Instructions for the task -> Answer with nothing but a number: how many lines include the word "Output"?

Records that describe figures:

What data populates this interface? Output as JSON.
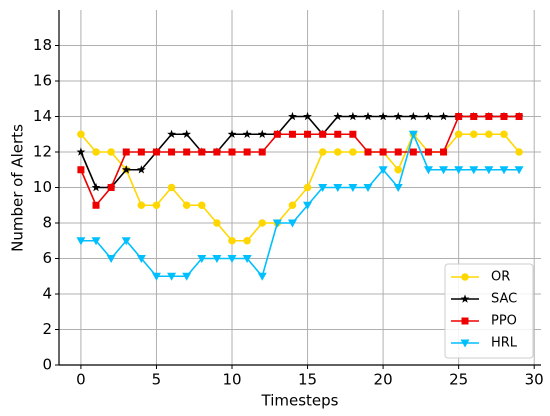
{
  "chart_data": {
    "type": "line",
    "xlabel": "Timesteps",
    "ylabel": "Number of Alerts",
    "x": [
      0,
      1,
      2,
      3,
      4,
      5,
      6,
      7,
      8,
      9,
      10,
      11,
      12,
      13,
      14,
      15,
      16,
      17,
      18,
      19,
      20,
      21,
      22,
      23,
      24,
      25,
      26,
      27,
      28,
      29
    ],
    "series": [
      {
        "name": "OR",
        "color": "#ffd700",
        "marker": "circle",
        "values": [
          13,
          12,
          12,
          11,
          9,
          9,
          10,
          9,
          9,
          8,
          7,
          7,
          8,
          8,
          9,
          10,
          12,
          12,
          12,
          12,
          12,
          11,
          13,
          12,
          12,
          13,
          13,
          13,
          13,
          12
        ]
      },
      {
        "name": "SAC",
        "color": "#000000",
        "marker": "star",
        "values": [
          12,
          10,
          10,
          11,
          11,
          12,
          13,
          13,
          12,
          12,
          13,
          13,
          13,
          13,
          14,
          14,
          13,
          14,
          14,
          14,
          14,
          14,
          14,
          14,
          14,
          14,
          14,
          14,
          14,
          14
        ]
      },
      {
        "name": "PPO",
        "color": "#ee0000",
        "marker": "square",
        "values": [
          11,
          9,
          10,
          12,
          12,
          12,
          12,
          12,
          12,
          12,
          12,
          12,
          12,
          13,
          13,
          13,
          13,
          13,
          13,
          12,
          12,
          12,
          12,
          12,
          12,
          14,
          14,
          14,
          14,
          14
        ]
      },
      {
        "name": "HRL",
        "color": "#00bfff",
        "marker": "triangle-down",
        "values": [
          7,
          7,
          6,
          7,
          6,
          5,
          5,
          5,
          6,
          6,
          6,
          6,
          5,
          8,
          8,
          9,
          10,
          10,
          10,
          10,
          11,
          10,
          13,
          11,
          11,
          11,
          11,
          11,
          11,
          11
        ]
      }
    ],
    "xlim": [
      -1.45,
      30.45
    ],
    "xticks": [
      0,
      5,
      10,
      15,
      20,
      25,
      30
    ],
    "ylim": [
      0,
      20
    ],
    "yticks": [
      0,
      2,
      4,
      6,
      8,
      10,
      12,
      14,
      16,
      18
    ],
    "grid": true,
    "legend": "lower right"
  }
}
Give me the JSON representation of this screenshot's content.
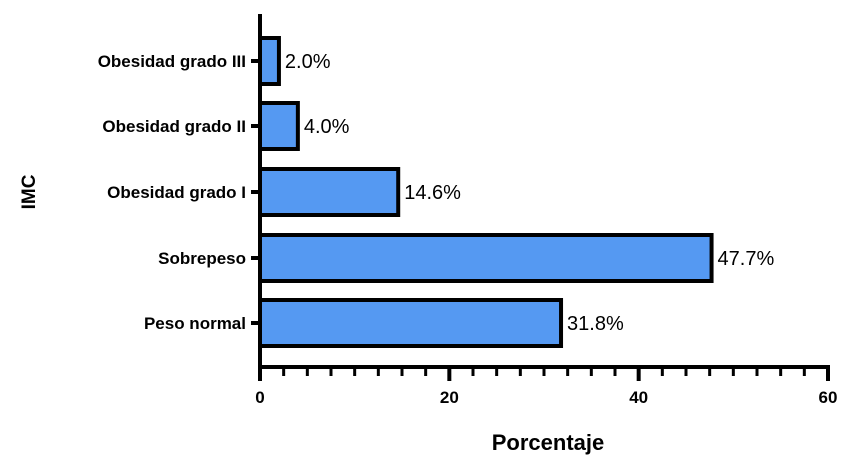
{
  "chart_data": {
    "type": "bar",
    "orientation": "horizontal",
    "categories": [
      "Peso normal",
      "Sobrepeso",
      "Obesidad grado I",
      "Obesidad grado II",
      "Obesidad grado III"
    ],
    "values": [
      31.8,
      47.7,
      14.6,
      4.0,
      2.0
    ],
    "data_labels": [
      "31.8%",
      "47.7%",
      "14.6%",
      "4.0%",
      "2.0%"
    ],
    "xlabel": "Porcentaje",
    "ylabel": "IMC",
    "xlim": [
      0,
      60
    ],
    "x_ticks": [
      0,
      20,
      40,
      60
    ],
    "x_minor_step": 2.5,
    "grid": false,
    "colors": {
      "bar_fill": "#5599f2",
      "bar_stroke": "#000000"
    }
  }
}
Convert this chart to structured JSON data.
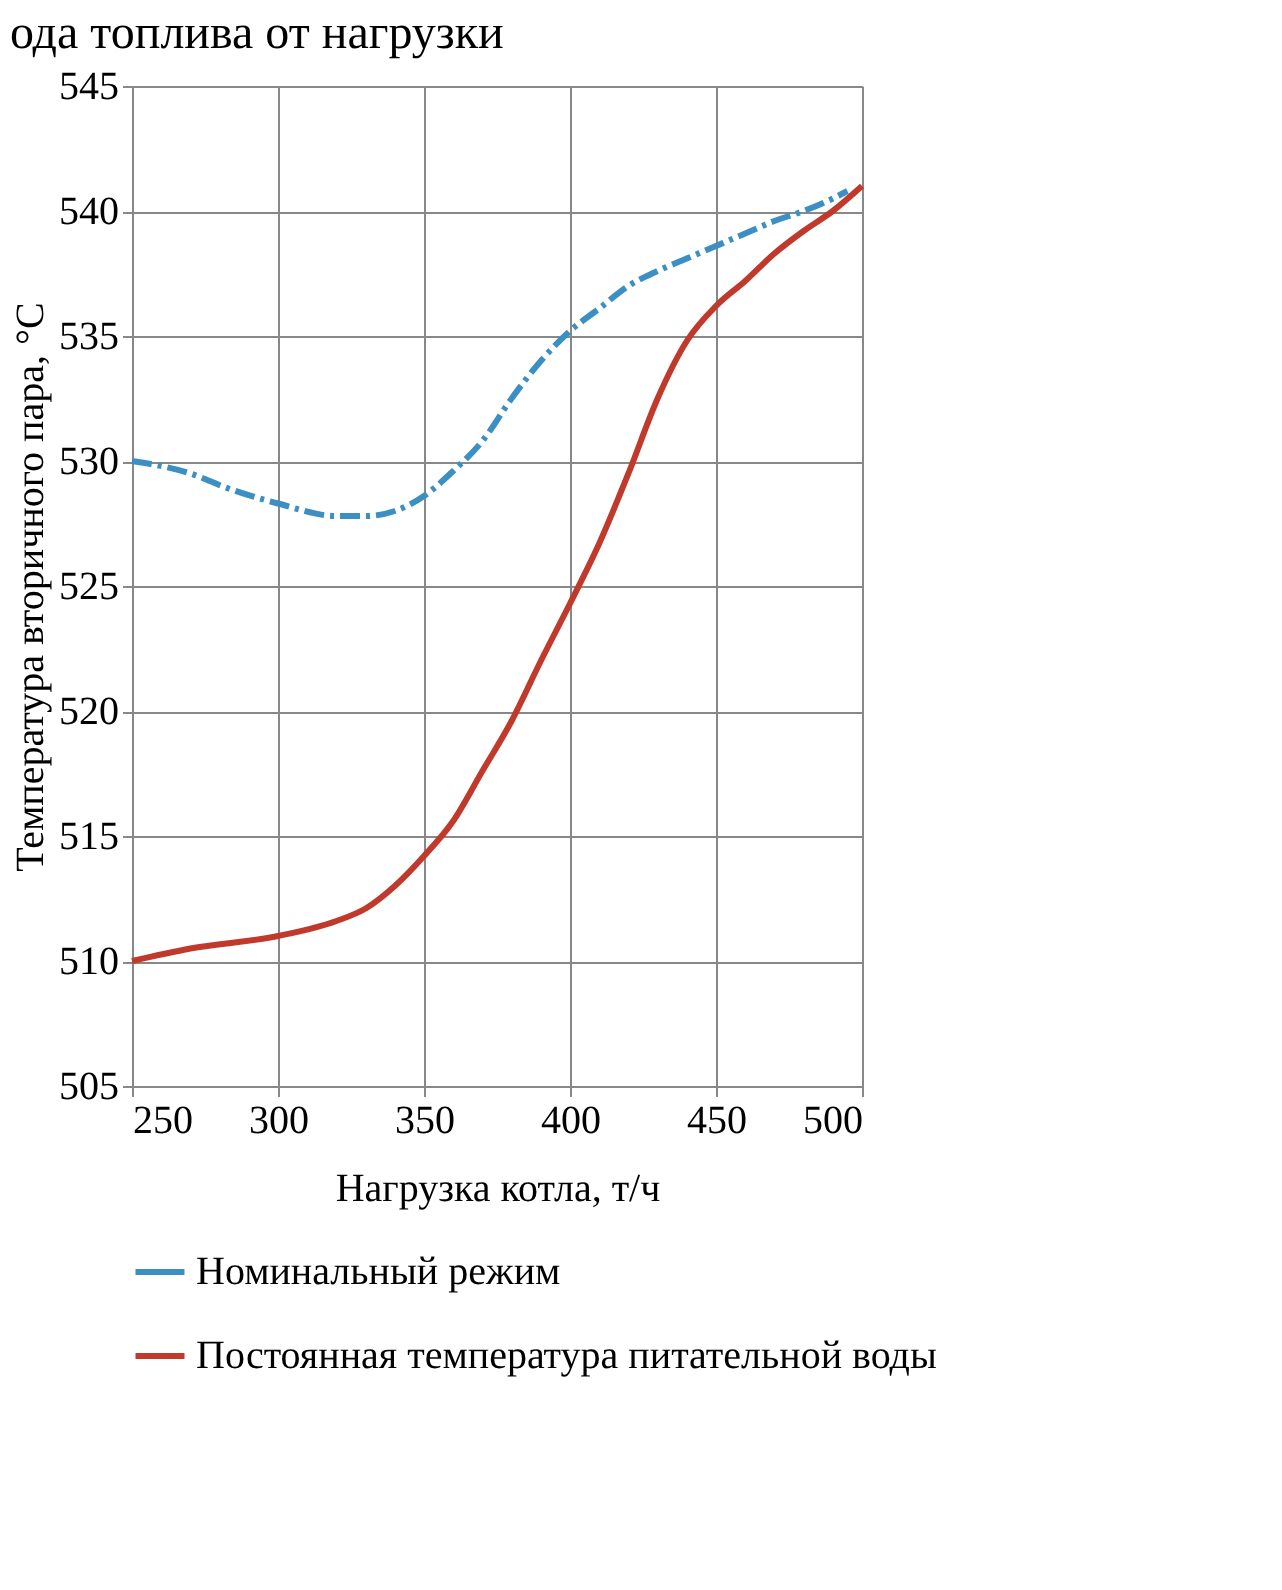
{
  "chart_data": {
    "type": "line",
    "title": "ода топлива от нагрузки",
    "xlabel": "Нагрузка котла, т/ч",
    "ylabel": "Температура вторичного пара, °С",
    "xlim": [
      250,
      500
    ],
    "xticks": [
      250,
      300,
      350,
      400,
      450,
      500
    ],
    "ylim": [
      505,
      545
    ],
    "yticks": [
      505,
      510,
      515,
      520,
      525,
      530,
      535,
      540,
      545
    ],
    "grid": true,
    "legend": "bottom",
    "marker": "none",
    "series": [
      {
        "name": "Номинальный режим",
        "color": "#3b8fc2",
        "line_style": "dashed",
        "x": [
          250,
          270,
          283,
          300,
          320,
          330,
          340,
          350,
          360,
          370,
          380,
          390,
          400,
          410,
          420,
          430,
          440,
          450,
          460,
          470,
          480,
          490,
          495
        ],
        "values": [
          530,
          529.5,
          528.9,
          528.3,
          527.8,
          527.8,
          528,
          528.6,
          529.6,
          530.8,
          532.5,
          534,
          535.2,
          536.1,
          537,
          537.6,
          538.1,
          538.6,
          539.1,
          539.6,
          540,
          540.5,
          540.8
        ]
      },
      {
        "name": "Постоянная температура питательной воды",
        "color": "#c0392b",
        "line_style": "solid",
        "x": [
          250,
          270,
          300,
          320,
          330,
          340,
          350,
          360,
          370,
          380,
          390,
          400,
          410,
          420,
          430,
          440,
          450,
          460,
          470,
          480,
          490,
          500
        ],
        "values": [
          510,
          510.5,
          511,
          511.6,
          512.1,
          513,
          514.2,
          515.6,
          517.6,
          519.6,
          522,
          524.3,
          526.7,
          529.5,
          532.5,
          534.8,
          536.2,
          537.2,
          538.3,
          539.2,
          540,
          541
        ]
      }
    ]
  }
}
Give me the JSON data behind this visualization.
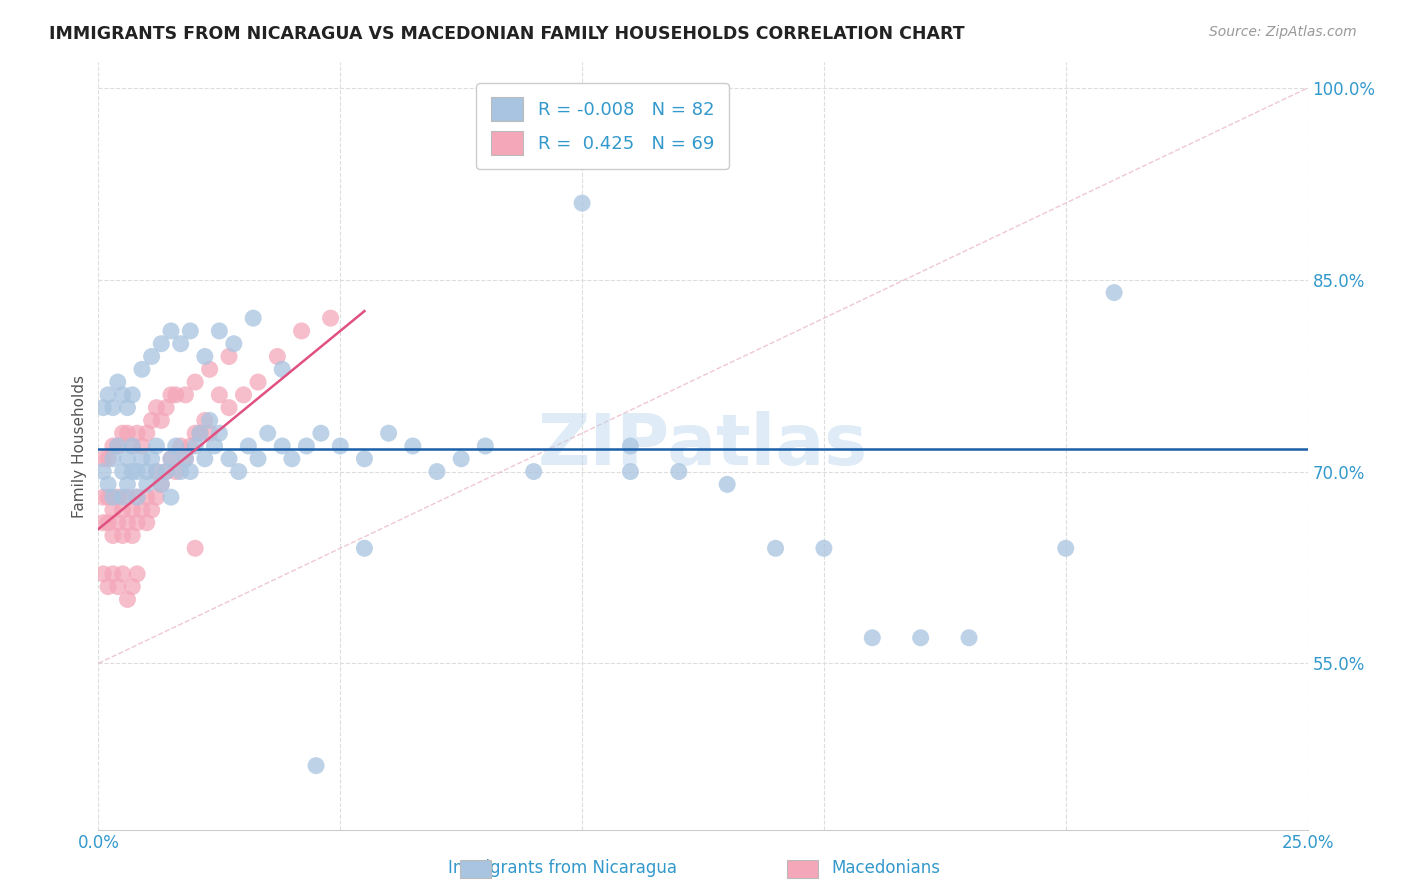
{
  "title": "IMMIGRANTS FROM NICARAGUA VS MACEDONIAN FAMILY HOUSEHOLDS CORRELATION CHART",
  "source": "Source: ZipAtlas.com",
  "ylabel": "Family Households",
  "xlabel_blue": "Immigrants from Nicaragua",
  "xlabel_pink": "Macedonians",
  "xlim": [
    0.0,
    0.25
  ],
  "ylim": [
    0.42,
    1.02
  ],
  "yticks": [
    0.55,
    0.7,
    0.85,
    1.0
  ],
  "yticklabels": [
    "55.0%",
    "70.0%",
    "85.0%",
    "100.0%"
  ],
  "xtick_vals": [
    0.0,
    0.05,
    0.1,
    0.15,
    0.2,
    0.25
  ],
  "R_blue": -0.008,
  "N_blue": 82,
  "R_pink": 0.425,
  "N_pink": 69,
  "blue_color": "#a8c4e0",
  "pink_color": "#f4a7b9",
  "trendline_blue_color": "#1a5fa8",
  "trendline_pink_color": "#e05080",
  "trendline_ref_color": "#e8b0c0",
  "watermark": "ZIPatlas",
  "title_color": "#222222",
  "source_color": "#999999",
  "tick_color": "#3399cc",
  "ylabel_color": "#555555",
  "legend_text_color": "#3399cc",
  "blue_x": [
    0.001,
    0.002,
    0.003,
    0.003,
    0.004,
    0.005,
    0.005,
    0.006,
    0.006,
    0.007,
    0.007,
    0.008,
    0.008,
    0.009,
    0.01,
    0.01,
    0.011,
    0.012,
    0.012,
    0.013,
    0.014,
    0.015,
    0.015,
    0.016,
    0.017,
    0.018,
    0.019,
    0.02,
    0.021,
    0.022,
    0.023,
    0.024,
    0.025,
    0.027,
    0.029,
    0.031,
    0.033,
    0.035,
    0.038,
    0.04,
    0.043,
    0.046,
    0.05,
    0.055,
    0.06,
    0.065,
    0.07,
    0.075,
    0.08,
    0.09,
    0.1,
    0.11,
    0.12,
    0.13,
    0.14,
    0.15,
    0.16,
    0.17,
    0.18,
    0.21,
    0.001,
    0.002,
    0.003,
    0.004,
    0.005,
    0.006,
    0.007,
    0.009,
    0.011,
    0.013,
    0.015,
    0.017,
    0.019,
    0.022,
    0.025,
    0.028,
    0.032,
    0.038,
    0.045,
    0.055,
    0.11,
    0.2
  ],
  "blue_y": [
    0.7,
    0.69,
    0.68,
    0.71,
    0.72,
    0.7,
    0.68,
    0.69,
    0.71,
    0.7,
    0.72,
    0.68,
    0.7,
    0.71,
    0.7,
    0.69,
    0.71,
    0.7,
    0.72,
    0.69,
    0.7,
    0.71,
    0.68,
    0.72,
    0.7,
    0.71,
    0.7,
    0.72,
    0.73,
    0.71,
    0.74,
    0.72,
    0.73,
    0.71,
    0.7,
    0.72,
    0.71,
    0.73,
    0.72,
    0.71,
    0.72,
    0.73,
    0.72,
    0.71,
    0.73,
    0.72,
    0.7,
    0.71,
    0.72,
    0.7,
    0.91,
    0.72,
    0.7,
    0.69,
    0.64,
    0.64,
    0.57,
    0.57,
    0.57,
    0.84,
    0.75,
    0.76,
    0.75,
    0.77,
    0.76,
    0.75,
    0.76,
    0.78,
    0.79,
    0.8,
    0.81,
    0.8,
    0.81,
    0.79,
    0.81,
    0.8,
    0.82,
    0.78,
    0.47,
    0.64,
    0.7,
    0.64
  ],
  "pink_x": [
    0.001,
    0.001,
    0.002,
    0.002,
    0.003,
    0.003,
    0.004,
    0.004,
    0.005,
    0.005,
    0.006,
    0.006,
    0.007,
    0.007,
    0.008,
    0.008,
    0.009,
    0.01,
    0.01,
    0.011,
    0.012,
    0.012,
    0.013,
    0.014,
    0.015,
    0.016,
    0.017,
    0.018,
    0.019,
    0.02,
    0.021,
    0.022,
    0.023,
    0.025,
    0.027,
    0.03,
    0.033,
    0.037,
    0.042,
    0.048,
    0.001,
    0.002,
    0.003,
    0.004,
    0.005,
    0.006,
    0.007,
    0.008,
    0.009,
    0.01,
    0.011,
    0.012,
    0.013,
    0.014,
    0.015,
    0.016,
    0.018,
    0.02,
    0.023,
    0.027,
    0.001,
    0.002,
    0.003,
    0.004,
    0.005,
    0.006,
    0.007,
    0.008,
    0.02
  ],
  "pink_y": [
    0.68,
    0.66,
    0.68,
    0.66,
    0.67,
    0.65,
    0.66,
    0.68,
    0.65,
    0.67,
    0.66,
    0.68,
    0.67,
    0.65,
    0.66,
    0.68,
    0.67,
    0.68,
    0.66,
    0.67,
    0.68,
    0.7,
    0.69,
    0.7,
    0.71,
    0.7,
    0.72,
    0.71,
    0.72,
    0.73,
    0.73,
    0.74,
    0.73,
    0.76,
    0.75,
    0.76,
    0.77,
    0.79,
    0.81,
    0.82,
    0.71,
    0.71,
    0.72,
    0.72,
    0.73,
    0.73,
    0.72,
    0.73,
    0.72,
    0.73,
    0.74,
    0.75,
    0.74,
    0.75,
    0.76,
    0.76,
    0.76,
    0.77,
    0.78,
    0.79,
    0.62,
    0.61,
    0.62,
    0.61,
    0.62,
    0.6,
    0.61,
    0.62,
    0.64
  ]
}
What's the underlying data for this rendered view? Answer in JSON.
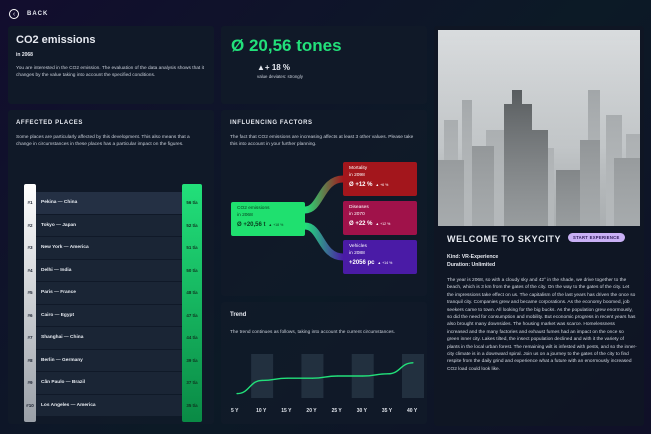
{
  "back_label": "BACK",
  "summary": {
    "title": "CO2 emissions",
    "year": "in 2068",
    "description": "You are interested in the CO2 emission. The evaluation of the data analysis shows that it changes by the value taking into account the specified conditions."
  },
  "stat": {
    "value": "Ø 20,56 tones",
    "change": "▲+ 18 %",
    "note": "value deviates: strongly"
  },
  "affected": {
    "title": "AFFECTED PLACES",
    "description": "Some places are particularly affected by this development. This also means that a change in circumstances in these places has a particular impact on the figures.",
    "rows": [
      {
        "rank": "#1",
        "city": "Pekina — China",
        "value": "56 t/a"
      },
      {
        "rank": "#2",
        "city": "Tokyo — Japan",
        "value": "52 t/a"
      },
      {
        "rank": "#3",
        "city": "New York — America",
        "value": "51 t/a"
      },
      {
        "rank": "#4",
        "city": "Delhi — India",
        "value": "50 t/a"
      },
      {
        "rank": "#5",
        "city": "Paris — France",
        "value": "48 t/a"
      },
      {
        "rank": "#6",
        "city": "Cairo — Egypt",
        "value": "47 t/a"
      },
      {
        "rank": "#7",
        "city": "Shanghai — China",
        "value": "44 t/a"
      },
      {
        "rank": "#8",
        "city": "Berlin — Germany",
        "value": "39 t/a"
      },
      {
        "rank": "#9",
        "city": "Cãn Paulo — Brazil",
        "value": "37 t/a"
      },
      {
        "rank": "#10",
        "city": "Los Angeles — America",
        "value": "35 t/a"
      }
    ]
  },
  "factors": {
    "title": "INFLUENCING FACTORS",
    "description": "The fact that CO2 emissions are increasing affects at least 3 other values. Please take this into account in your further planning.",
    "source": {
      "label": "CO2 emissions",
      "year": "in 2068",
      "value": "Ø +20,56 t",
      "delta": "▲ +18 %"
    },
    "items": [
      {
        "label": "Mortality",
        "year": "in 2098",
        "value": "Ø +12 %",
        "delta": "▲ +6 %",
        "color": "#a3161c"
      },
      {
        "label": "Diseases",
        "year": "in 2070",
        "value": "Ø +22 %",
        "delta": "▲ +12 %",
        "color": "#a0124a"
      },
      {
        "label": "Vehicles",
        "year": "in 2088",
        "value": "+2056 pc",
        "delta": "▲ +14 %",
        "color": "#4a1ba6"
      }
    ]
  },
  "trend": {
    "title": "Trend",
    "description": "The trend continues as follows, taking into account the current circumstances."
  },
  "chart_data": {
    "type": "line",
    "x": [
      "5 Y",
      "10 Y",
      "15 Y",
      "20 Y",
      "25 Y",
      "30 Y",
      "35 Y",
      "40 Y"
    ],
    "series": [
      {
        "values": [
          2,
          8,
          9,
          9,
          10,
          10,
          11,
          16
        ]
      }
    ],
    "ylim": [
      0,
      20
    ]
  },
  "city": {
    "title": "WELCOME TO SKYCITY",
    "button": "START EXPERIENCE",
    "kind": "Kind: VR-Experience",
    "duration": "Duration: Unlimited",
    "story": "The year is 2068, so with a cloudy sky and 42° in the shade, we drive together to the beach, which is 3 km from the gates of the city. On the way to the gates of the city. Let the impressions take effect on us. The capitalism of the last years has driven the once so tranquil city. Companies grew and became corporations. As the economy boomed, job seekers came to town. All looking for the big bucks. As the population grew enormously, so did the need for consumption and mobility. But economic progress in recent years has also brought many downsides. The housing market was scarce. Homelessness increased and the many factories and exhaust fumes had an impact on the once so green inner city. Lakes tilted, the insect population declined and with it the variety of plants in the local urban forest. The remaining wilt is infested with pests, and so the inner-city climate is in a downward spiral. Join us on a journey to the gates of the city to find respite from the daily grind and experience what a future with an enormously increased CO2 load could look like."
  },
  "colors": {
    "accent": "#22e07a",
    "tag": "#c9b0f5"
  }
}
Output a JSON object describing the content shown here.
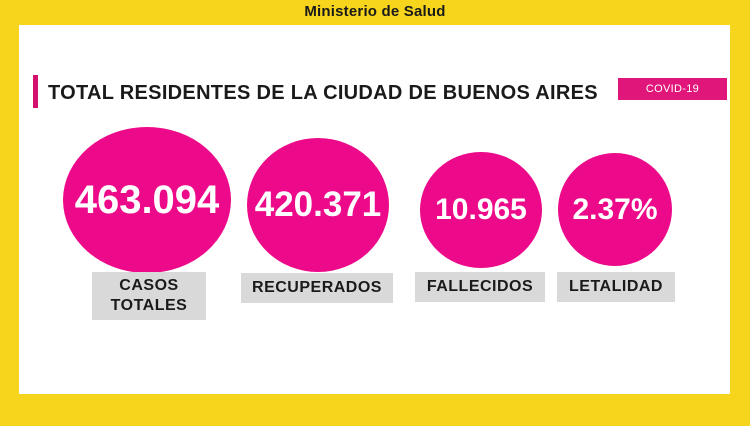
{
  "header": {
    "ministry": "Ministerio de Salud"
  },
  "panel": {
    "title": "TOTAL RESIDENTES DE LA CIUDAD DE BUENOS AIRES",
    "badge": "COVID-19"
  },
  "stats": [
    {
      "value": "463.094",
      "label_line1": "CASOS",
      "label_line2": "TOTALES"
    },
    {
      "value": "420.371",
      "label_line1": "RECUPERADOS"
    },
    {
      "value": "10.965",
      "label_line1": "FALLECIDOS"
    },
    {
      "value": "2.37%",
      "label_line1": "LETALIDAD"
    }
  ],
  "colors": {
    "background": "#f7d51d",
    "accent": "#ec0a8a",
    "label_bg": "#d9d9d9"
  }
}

Response -> 2